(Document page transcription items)

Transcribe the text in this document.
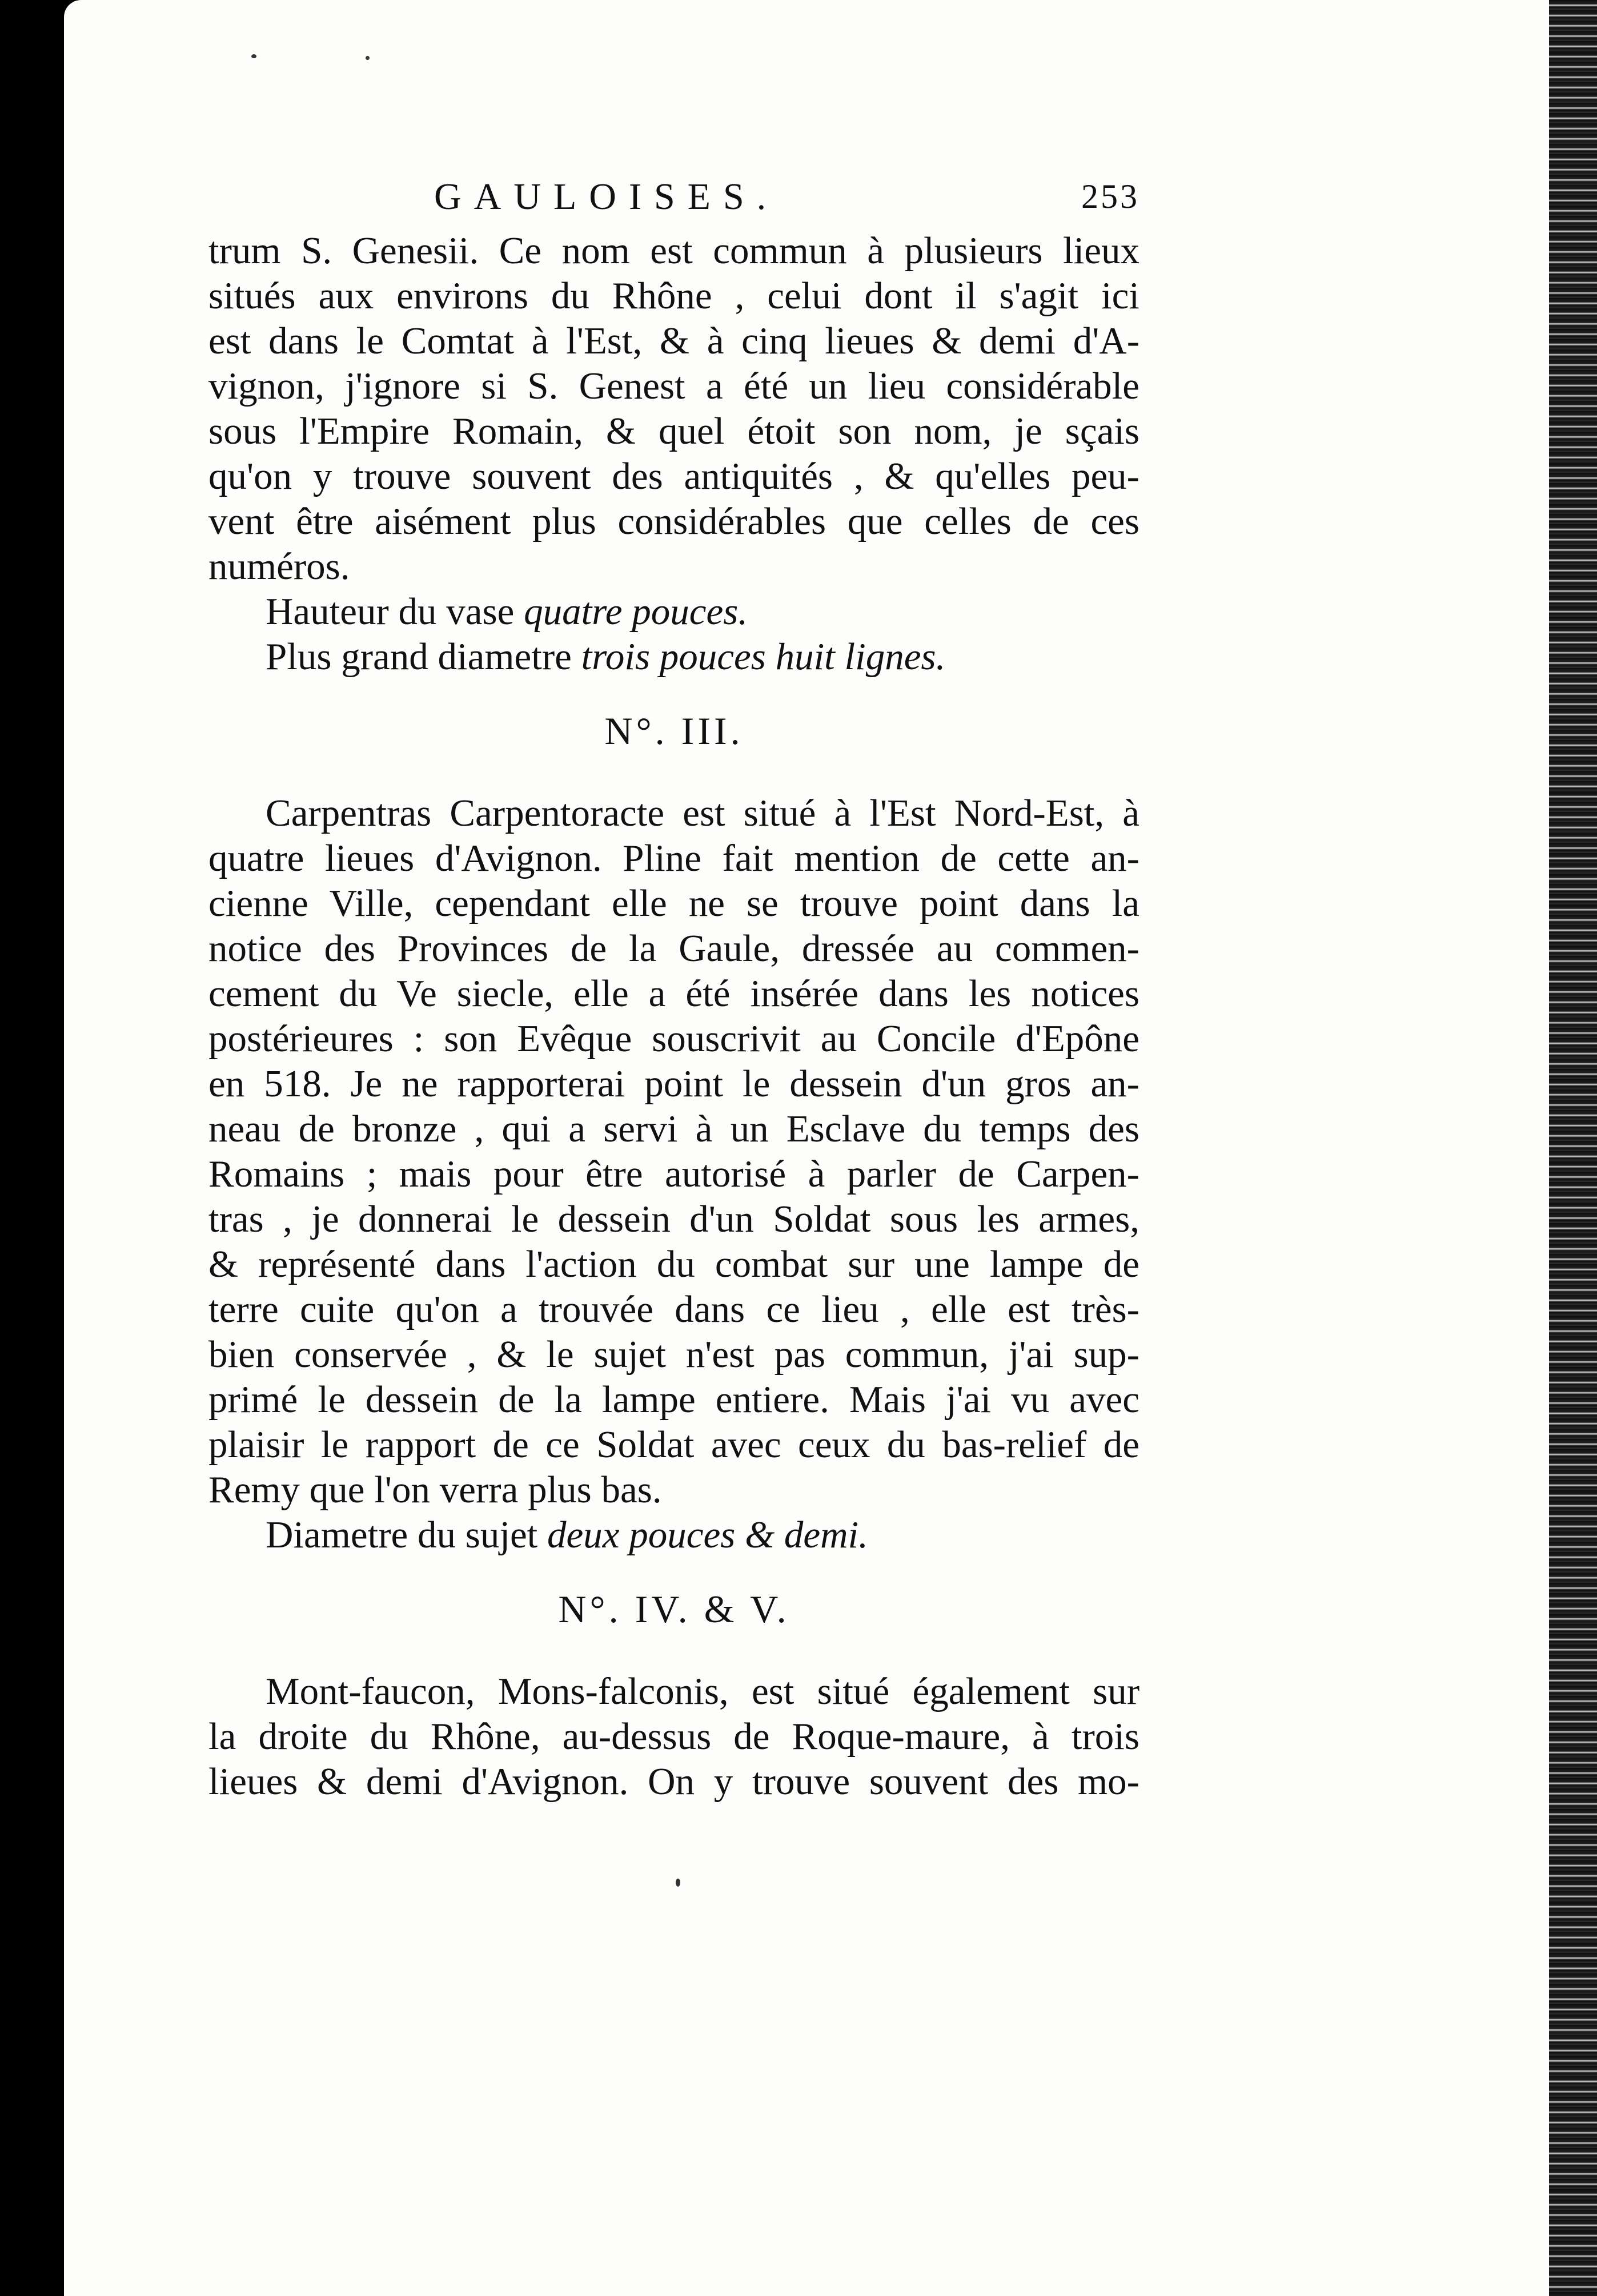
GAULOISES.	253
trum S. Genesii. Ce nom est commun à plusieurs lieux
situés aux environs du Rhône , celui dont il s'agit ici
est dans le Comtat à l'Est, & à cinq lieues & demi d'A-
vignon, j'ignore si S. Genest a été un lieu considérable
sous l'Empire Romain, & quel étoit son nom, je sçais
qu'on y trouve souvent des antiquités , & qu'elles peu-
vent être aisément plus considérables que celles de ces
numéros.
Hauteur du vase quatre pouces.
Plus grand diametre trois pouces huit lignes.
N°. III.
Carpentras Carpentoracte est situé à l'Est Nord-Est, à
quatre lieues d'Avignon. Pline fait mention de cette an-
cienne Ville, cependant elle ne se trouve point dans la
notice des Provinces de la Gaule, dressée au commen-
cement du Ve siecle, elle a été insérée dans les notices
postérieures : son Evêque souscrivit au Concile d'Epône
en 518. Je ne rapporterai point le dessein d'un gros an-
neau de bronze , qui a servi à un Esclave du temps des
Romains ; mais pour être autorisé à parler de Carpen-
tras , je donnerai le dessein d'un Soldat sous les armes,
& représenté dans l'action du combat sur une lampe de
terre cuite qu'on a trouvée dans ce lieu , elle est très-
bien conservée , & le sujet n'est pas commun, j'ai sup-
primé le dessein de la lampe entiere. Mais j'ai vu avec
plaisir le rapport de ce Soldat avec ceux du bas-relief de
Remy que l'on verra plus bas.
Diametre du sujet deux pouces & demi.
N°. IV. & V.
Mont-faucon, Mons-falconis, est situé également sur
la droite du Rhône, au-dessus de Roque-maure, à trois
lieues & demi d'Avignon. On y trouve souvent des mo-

What you are asked to do ▸ Above are records with pictures; repeat the records exactly and leave the pictures out.

Answer space ▸
Transcribe the text in this document.
GAULOISES.	253
trum S. Genesii. Ce nom est commun à plusieurs lieux
situés aux environs du Rhône , celui dont il s'agit ici
est dans le Comtat à l'Est, & à cinq lieues & demi d'A-
vignon, j'ignore si S. Genest a été un lieu considérable
sous l'Empire Romain, & quel étoit son nom, je sçais
qu'on y trouve souvent des antiquités , & qu'elles peu-
vent être aisément plus considérables que celles de ces
numéros.
Hauteur du vase quatre pouces.
Plus grand diametre trois pouces huit lignes.
N°. III.
Carpentras Carpentoracte est situé à l'Est Nord-Est, à
quatre lieues d'Avignon. Pline fait mention de cette an-
cienne Ville, cependant elle ne se trouve point dans la
notice des Provinces de la Gaule, dressée au commen-
cement du Ve siecle, elle a été insérée dans les notices
postérieures : son Evêque souscrivit au Concile d'Epône
en 518. Je ne rapporterai point le dessein d'un gros an-
neau de bronze , qui a servi à un Esclave du temps des
Romains ; mais pour être autorisé à parler de Carpen-
tras , je donnerai le dessein d'un Soldat sous les armes,
& représenté dans l'action du combat sur une lampe de
terre cuite qu'on a trouvée dans ce lieu , elle est très-
bien conservée , & le sujet n'est pas commun, j'ai sup-
primé le dessein de la lampe entiere. Mais j'ai vu avec
plaisir le rapport de ce Soldat avec ceux du bas-relief de
Remy que l'on verra plus bas.
Diametre du sujet deux pouces & demi.
N°. IV. & V.
Mont-faucon, Mons-falconis, est situé également sur
la droite du Rhône, au-dessus de Roque-maure, à trois
lieues & demi d'Avignon. On y trouve souvent des mo-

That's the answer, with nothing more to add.